* start RECORDS FOR THIS TASK *

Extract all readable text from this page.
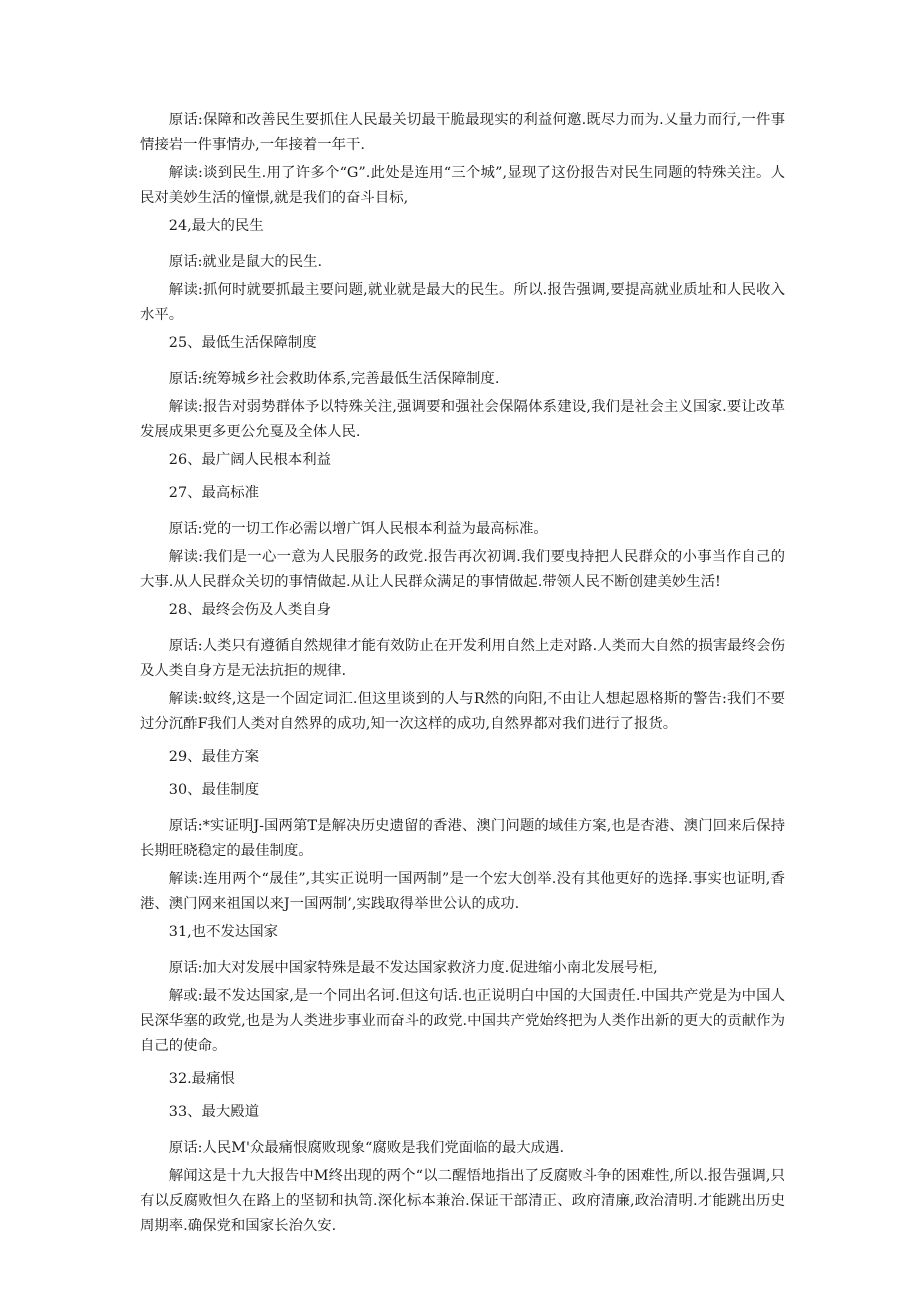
原话:保障和改善民生要抓住人民最关切最干脆最现实的利益何邀.既尽力而为.乂量力而行,一件事情接岩一件事情办,一年接着一年干.

解读:谈到民生.用了许多个“G”.此处是连用“三个城”,显现了这份报告对民生同题的特殊关注。人民对美妙生活的憧憬,就是我们的奋斗目标,

24,最大的民生

原话:就业是鼠大的民生.

解读:抓何时就要抓最主要问题,就业就是最大的民生。所以.报告强调,要提高就业质址和人民收入水平。

25、最低生活保障制度

原话:统筹城乡社会救助体系,完善最低生活保障制度.

解读:报告对弱势群体予以特殊关注,强调要和强社会保隔体系建设,我们是社会主义国家.要让改革发展成果更多更公允戛及全体人民.

26、最广阔人民根本利益

27、最高标准

原话:党的一切工作必需以增广饵人民根本利益为最高标准。

解读:我们是一心一意为人民服务的政党.报告再次初调.我们要曳持把人民群众的小事当作自己的大事.从人民群众关切的事情做起.从让人民群众满足的事情做起.带领人民不断创建美妙生活!

28、最终会伤及人类自身

原话:人类只有遵循自然规律才能有效防止在开发利用自然上走对路.人类而大自然的损害最终会伤及人类自身方是无法抗拒的规律.

解读:蚊终,这是一个固定词汇.但这里谈到的人与R然的向阳,不由让人想起恩格斯的警告:我们不要过分沉酢F我们人类对自然界的成功,知一次这样的成功,自然界都对我们进行了报货。

29、最佳方案

30、最佳制度

原话:*实证明J-国两第T是解决历史遗留的香港、澳门问题的域佳方案,也是杏港、澳门回来后保持长期旺晓稳定的最佳制度。

解读:连用两个“晟佳”,其实正说明一国两制”是一个宏大创举.没有其他更好的选择.事实也证明,香港、澳门网来祖国以来J一国两制’,实践取得举世公认的成功.

31,也不发达国家

原话:加大对发展中国家特殊是最不发达国家救济力度.促进缩小南北发展号柜,

解或:最不发达国家,是一个同出名诃.但这句话.也正说明白中国的大国责任.中国共产党是为中国人民深华塞的政党,也是为人类进步事业而奋斗的政党.中国共产党始终把为人类作出新的更大的贡献作为自己的使命。

32.最痛恨

33、最大殿道

原话:人民M'众最痛恨腐败现象“腐败是我们党面临的最大成遇.

解闻这是十九大报告中M终出现的两个“以二醒悟地指出了反腐败斗争的困难性,所以.报告强调,只有以反腐败怛久在路上的坚韧和执笥.深化标本兼治.保证干部清正、政府清廉,政治清明.才能跳出历史周期率.确保党和国家长治久安.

* end RECORDS FOR THIS TASK *

▶ [EXERCISE DIRECTIONS] Reproduce every line exactly and omit all pictures.

▶ [TASK RESPONSE]
Extract all readable text from this page.
原话:保障和改善民生要抓住人民最关切最干脆最现实的利益何邀.既尽力而为.乂量力而行,一件事情接岩一件事情办,一年接着一年干.

解读:谈到民生.用了许多个“G”.此处是连用“三个城”,显现了这份报告对民生同题的特殊关注。人民对美妙生活的憧憬,就是我们的奋斗目标,

24,最大的民生

原话:就业是鼠大的民生.

解读:抓何时就要抓最主要问题,就业就是最大的民生。所以.报告强调,要提高就业质址和人民收入水平。

25、最低生活保障制度

原话:统筹城乡社会救助体系,完善最低生活保障制度.

解读:报告对弱势群体予以特殊关注,强调要和强社会保隔体系建设,我们是社会主义国家.要让改革发展成果更多更公允戛及全体人民.

26、最广阔人民根本利益

27、最高标准

原话:党的一切工作必需以增广饵人民根本利益为最高标准。

解读:我们是一心一意为人民服务的政党.报告再次初调.我们要曳持把人民群众的小事当作自己的大事.从人民群众关切的事情做起.从让人民群众满足的事情做起.带领人民不断创建美妙生活!

28、最终会伤及人类自身

原话:人类只有遵循自然规律才能有效防止在开发利用自然上走对路.人类而大自然的损害最终会伤及人类自身方是无法抗拒的规律.

解读:蚊终,这是一个固定词汇.但这里谈到的人与R然的向阳,不由让人想起恩格斯的警告:我们不要过分沉酢F我们人类对自然界的成功,知一次这样的成功,自然界都对我们进行了报货。

29、最佳方案

30、最佳制度

原话:*实证明J-国两第T是解决历史遗留的香港、澳门问题的域佳方案,也是杏港、澳门回来后保持长期旺晓稳定的最佳制度。

解读:连用两个“晟佳”,其实正说明一国两制”是一个宏大创举.没有其他更好的选择.事实也证明,香港、澳门网来祖国以来J一国两制’,实践取得举世公认的成功.

31,也不发达国家

原话:加大对发展中国家特殊是最不发达国家救济力度.促进缩小南北发展号柜,

解或:最不发达国家,是一个同出名诃.但这句话.也正说明白中国的大国责任.中国共产党是为中国人民深华塞的政党,也是为人类进步事业而奋斗的政党.中国共产党始终把为人类作出新的更大的贡献作为自己的使命。

32.最痛恨

33、最大殿道

原话:人民M'众最痛恨腐败现象“腐败是我们党面临的最大成遇.

解闻这是十九大报告中M终出现的两个“以二醒悟地指出了反腐败斗争的困难性,所以.报告强调,只有以反腐败怛久在路上的坚韧和执笥.深化标本兼治.保证干部清正、政府清廉,政治清明.才能跳出历史周期率.确保党和国家长治久安.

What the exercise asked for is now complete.